Collected data entries:
— START —

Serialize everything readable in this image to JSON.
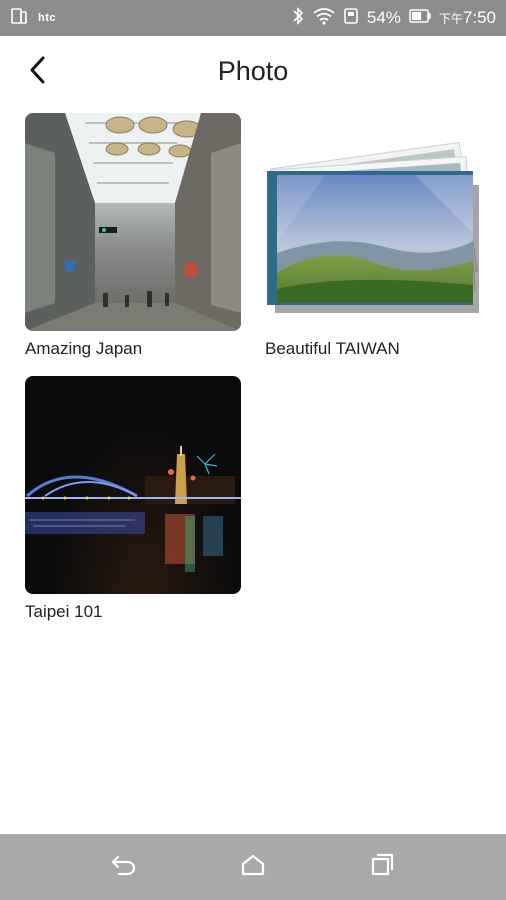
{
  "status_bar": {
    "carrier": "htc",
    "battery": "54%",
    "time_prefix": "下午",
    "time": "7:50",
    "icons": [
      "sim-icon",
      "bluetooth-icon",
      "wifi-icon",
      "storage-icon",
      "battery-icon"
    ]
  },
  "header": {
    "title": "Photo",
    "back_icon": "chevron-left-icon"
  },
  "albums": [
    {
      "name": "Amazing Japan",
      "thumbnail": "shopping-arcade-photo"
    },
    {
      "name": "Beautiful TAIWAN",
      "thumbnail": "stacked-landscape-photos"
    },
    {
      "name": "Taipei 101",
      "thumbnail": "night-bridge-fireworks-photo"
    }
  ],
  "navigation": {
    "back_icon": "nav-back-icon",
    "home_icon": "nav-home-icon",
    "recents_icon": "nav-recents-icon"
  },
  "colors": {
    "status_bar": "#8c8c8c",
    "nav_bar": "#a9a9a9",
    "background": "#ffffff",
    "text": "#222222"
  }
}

— END —

• JOB
Could you repeat all of the material exactly? Pictures should not be copied.

• EXERCISE RESPONSE
Serialize everything readable in this image to JSON.
{
  "status_bar": {
    "carrier": "htc",
    "battery": "54%",
    "time_prefix": "下午",
    "time": "7:50",
    "icons": [
      "sim-icon",
      "bluetooth-icon",
      "wifi-icon",
      "storage-icon",
      "battery-icon"
    ]
  },
  "header": {
    "title": "Photo",
    "back_icon": "chevron-left-icon"
  },
  "albums": [
    {
      "name": "Amazing Japan",
      "thumbnail": "shopping-arcade-photo"
    },
    {
      "name": "Beautiful TAIWAN",
      "thumbnail": "stacked-landscape-photos"
    },
    {
      "name": "Taipei 101",
      "thumbnail": "night-bridge-fireworks-photo"
    }
  ],
  "navigation": {
    "back_icon": "nav-back-icon",
    "home_icon": "nav-home-icon",
    "recents_icon": "nav-recents-icon"
  },
  "colors": {
    "status_bar": "#8c8c8c",
    "nav_bar": "#a9a9a9",
    "background": "#ffffff",
    "text": "#222222"
  }
}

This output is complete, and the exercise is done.